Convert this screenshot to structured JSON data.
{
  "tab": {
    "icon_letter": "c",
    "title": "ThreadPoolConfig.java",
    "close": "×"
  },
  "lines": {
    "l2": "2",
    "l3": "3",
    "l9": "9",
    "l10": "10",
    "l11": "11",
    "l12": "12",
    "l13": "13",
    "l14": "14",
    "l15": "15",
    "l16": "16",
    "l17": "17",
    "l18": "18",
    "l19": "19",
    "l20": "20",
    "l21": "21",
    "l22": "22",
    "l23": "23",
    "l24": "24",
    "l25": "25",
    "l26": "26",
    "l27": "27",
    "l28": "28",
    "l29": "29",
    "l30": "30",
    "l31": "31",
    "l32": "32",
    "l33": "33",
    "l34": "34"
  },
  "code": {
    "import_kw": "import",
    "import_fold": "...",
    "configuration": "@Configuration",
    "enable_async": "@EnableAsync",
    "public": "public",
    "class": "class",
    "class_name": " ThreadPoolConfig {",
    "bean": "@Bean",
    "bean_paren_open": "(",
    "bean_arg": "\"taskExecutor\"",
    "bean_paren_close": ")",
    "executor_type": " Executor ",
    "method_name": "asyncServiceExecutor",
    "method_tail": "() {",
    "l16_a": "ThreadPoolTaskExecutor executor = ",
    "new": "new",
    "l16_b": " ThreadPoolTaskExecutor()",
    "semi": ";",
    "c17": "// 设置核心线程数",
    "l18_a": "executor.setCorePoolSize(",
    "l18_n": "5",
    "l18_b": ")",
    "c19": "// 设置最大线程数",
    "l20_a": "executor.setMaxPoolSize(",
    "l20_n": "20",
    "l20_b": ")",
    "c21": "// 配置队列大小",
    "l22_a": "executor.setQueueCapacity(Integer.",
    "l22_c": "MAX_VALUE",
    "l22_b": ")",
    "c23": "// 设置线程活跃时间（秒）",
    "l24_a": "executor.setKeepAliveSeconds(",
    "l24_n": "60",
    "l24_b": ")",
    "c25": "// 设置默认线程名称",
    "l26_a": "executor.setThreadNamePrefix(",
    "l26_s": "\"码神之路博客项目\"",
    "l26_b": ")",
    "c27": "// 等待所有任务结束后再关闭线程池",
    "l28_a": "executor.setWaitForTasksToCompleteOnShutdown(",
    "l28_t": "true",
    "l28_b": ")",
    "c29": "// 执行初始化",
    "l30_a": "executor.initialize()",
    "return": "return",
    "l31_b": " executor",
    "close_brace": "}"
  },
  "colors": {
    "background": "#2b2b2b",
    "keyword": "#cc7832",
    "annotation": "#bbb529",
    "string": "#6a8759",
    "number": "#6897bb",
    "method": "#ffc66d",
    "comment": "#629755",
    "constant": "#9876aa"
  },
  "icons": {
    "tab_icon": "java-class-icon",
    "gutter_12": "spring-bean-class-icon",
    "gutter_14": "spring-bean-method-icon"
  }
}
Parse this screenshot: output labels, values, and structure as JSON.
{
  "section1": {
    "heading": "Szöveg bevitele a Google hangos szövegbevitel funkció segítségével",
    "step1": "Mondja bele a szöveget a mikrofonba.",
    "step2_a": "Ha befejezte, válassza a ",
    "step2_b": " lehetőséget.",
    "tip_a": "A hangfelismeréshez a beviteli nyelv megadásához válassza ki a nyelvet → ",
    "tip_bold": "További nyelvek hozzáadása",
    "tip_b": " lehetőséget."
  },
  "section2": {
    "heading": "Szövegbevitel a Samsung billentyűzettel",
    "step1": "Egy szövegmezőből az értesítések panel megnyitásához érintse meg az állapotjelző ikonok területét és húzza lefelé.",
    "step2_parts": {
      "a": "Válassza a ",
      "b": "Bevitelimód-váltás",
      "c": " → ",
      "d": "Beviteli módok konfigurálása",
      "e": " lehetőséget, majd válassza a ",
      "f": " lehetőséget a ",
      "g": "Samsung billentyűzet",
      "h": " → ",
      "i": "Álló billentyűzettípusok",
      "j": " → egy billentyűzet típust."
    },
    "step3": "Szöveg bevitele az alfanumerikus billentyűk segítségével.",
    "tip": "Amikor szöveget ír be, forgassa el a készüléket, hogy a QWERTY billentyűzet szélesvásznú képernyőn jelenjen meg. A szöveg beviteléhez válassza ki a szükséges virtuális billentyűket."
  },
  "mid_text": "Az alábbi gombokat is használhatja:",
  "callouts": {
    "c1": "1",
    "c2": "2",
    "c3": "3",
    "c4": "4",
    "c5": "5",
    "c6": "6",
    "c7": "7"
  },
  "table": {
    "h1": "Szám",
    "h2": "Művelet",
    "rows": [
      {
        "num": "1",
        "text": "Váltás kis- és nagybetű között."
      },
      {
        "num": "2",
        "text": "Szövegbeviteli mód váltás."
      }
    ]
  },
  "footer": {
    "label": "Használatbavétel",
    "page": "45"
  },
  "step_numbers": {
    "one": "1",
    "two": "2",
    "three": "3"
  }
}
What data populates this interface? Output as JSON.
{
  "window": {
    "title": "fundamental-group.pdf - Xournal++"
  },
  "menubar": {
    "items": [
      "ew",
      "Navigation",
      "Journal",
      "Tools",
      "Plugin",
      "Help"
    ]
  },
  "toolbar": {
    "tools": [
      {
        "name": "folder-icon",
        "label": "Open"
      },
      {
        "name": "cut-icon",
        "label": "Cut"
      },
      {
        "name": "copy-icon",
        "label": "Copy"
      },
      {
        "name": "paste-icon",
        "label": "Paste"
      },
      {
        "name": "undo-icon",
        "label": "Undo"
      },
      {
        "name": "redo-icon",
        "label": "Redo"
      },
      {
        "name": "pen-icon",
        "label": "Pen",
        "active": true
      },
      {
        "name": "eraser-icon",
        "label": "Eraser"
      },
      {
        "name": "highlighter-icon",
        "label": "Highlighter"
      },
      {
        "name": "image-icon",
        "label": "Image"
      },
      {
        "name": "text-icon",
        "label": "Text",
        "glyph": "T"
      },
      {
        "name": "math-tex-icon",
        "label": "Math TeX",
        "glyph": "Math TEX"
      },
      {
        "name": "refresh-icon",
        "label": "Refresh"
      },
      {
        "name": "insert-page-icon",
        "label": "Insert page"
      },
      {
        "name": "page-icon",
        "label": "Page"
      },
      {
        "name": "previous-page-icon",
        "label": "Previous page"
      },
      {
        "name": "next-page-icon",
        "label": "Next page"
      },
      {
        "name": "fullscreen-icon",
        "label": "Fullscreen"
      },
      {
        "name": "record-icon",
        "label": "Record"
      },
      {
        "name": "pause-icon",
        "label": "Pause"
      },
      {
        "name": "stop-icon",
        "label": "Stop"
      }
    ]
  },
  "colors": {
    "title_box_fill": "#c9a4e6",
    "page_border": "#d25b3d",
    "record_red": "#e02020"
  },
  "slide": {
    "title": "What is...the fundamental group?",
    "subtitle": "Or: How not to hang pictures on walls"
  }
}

# Written request:
Extract all lines that hold the word "fundamental".

# Final result:
    "title": "fundamental-group.pdf - Xournal++"
    "title": "What is...the fundamental group?",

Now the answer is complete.